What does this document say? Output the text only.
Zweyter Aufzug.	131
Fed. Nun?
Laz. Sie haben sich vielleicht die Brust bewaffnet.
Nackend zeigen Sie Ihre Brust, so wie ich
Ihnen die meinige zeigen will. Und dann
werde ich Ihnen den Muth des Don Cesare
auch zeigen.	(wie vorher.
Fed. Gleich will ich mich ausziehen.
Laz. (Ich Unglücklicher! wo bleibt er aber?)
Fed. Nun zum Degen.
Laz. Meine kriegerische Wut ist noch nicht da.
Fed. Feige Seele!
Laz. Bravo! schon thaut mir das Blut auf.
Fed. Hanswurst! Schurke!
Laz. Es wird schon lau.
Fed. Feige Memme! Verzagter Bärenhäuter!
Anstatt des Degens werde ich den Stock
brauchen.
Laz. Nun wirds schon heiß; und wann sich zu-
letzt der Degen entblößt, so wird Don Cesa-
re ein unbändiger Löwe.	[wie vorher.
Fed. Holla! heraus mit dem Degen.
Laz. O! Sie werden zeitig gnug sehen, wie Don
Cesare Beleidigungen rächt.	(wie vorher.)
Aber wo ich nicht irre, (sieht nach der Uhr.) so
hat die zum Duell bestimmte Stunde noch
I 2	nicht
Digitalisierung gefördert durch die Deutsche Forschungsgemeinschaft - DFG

──────────────────────────────

DIRECTIVE - Extract, word for word, each line of the listing above.

TASK OUTPUT -
What does this document say? Output the text only.
Zweyter Aufzug.	131
Fed. Nun?
Laz. Sie haben sich vielleicht die Brust bewaffnet.
Nackend zeigen Sie Ihre Brust, so wie ich
Ihnen die meinige zeigen will. Und dann
werde ich Ihnen den Muth des Don Cesare
auch zeigen.	(wie vorher.
Fed. Gleich will ich mich ausziehen.
Laz. (Ich Unglücklicher! wo bleibt er aber?)
Fed. Nun zum Degen.
Laz. Meine kriegerische Wut ist noch nicht da.
Fed. Feige Seele!
Laz. Bravo! schon thaut mir das Blut auf.
Fed. Hanswurst! Schurke!
Laz. Es wird schon lau.
Fed. Feige Memme! Verzagter Bärenhäuter!
Anstatt des Degens werde ich den Stock
brauchen.
Laz. Nun wirds schon heiß; und wann sich zu-
letzt der Degen entblößt, so wird Don Cesa-
re ein unbändiger Löwe.	[wie vorher.
Fed. Holla! heraus mit dem Degen.
Laz. O! Sie werden zeitig gnug sehen, wie Don
Cesare Beleidigungen rächt.	(wie vorher.)
Aber wo ich nicht irre, (sieht nach der Uhr.) so
hat die zum Duell bestimmte Stunde noch
I 2	nicht
Digitalisierung gefördert durch die Deutsche Forschungsgemeinschaft - DFG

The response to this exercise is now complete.